WHAT TO WORK ON: Return each entry exactly, omitting nothing.

GIVEN RECORDS:
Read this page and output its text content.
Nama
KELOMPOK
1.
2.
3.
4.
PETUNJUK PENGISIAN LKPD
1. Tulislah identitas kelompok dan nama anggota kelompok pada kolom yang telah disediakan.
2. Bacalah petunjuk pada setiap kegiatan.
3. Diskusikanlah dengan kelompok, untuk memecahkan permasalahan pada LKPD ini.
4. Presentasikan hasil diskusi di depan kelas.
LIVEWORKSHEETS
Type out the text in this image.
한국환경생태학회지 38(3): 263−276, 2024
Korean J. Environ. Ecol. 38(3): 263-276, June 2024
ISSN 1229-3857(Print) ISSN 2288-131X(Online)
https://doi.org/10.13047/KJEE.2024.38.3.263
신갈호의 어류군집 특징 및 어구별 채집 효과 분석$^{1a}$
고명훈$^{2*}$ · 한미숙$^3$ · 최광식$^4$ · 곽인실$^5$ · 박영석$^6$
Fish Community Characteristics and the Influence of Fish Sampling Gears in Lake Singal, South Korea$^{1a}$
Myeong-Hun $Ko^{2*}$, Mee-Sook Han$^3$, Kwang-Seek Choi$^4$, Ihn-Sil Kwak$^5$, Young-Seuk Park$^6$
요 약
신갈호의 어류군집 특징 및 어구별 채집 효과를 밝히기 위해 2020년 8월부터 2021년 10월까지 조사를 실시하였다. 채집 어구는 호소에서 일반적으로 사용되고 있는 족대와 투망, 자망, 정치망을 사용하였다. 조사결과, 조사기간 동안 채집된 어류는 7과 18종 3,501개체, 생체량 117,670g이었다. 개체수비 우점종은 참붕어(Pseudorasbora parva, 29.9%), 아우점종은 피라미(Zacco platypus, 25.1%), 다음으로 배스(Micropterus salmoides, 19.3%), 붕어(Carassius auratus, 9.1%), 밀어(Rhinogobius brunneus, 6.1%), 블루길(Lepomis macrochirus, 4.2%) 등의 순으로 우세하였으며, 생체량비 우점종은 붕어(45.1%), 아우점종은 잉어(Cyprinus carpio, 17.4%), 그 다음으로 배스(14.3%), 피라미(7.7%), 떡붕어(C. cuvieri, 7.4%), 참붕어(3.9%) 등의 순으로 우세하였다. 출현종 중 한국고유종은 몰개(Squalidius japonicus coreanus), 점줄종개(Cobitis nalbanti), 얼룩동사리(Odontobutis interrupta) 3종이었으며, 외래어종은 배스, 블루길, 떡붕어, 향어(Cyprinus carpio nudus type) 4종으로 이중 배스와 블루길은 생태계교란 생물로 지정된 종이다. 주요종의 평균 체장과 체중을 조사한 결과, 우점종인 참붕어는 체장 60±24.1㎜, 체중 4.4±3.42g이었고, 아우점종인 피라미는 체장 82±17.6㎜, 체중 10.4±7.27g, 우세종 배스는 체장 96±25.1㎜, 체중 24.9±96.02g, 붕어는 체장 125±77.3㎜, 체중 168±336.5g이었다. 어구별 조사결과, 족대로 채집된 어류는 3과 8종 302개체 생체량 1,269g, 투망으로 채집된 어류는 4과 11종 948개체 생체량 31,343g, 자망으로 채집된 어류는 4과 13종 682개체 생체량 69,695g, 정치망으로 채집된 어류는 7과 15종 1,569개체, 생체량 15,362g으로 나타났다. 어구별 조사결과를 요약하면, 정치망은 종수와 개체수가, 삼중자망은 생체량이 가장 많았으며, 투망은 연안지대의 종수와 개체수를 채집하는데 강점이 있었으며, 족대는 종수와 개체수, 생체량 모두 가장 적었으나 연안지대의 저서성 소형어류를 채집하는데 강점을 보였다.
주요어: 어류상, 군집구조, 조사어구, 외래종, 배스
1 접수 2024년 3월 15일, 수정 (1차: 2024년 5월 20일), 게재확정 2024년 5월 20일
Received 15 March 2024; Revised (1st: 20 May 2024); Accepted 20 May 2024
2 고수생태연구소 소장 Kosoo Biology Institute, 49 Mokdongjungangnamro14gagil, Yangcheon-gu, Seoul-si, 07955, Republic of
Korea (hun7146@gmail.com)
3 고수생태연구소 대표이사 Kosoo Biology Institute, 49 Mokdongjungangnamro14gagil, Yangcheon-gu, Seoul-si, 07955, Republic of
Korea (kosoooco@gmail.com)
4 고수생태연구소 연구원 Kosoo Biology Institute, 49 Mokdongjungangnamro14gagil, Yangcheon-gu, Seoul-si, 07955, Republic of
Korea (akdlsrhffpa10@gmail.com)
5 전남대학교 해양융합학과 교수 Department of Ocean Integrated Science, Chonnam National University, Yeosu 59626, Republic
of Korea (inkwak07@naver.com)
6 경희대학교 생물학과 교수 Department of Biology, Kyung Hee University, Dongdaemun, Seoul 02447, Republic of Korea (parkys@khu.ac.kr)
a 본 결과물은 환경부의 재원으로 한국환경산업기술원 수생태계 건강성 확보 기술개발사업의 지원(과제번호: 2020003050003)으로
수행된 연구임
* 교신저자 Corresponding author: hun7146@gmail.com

RESULT:
Read this page and output its text content.
Nama
KELOMPOK
1.
2.
3.
4.
PETUNJUK PENGISIAN LKPD
1. Tulislah identitas kelompok dan nama anggota kelompok pada kolom yang telah disediakan.
2. Bacalah petunjuk pada setiap kegiatan.
3. Diskusikanlah dengan kelompok, untuk memecahkan permasalahan pada LKPD ini.
4. Presentasikan hasil diskusi di depan kelas.
LIVEWORKSHEETS
Type out the text in this image.
한국환경생태학회지 38(3): 263−276, 2024
Korean J. Environ. Ecol. 38(3): 263-276, June 2024
ISSN 1229-3857(Print) ISSN 2288-131X(Online)
https://doi.org/10.13047/KJEE.2024.38.3.263
신갈호의 어류군집 특징 및 어구별 채집 효과 분석$^{1a}$
고명훈$^{2*}$ · 한미숙$^3$ · 최광식$^4$ · 곽인실$^5$ · 박영석$^6$
Fish Community Characteristics and the Influence of Fish Sampling Gears in Lake Singal, South Korea$^{1a}$
Myeong-Hun $Ko^{2*}$, Mee-Sook Han$^3$, Kwang-Seek Choi$^4$, Ihn-Sil Kwak$^5$, Young-Seuk Park$^6$
요 약
신갈호의 어류군집 특징 및 어구별 채집 효과를 밝히기 위해 2020년 8월부터 2021년 10월까지 조사를 실시하였다. 채집 어구는 호소에서 일반적으로 사용되고 있는 족대와 투망, 자망, 정치망을 사용하였다. 조사결과, 조사기간 동안 채집된 어류는 7과 18종 3,501개체, 생체량 117,670g이었다. 개체수비 우점종은 참붕어(Pseudorasbora parva, 29.9%), 아우점종은 피라미(Zacco platypus, 25.1%), 다음으로 배스(Micropterus salmoides, 19.3%), 붕어(Carassius auratus, 9.1%), 밀어(Rhinogobius brunneus, 6.1%), 블루길(Lepomis macrochirus, 4.2%) 등의 순으로 우세하였으며, 생체량비 우점종은 붕어(45.1%), 아우점종은 잉어(Cyprinus carpio, 17.4%), 그 다음으로 배스(14.3%), 피라미(7.7%), 떡붕어(C. cuvieri, 7.4%), 참붕어(3.9%) 등의 순으로 우세하였다. 출현종 중 한국고유종은 몰개(Squalidius japonicus coreanus), 점줄종개(Cobitis nalbanti), 얼룩동사리(Odontobutis interrupta) 3종이었으며, 외래어종은 배스, 블루길, 떡붕어, 향어(Cyprinus carpio nudus type) 4종으로 이중 배스와 블루길은 생태계교란 생물로 지정된 종이다. 주요종의 평균 체장과 체중을 조사한 결과, 우점종인 참붕어는 체장 60±24.1㎜, 체중 4.4±3.42g이었고, 아우점종인 피라미는 체장 82±17.6㎜, 체중 10.4±7.27g, 우세종 배스는 체장 96±25.1㎜, 체중 24.9±96.02g, 붕어는 체장 125±77.3㎜, 체중 168±336.5g이었다. 어구별 조사결과, 족대로 채집된 어류는 3과 8종 302개체 생체량 1,269g, 투망으로 채집된 어류는 4과 11종 948개체 생체량 31,343g, 자망으로 채집된 어류는 4과 13종 682개체 생체량 69,695g, 정치망으로 채집된 어류는 7과 15종 1,569개체, 생체량 15,362g으로 나타났다. 어구별 조사결과를 요약하면, 정치망은 종수와 개체수가, 삼중자망은 생체량이 가장 많았으며, 투망은 연안지대의 종수와 개체수를 채집하는데 강점이 있었으며, 족대는 종수와 개체수, 생체량 모두 가장 적었으나 연안지대의 저서성 소형어류를 채집하는데 강점을 보였다.
주요어: 어류상, 군집구조, 조사어구, 외래종, 배스
1 접수 2024년 3월 15일, 수정 (1차: 2024년 5월 20일), 게재확정 2024년 5월 20일
Received 15 March 2024; Revised (1st: 20 May 2024); Accepted 20 May 2024
2 고수생태연구소 소장 Kosoo Biology Institute, 49 Mokdongjungangnamro14gagil, Yangcheon-gu, Seoul-si, 07955, Republic of
Korea (hun7146@gmail.com)
3 고수생태연구소 대표이사 Kosoo Biology Institute, 49 Mokdongjungangnamro14gagil, Yangcheon-gu, Seoul-si, 07955, Republic of
Korea (kosoooco@gmail.com)
4 고수생태연구소 연구원 Kosoo Biology Institute, 49 Mokdongjungangnamro14gagil, Yangcheon-gu, Seoul-si, 07955, Republic of
Korea (akdlsrhffpa10@gmail.com)
5 전남대학교 해양융합학과 교수 Department of Ocean Integrated Science, Chonnam National University, Yeosu 59626, Republic
of Korea (inkwak07@naver.com)
6 경희대학교 생물학과 교수 Department of Biology, Kyung Hee University, Dongdaemun, Seoul 02447, Republic of Korea (parkys@khu.ac.kr)
a 본 결과물은 환경부의 재원으로 한국환경산업기술원 수생태계 건강성 확보 기술개발사업의 지원(과제번호: 2020003050003)으로
수행된 연구임
* 교신저자 Corresponding author: hun7146@gmail.com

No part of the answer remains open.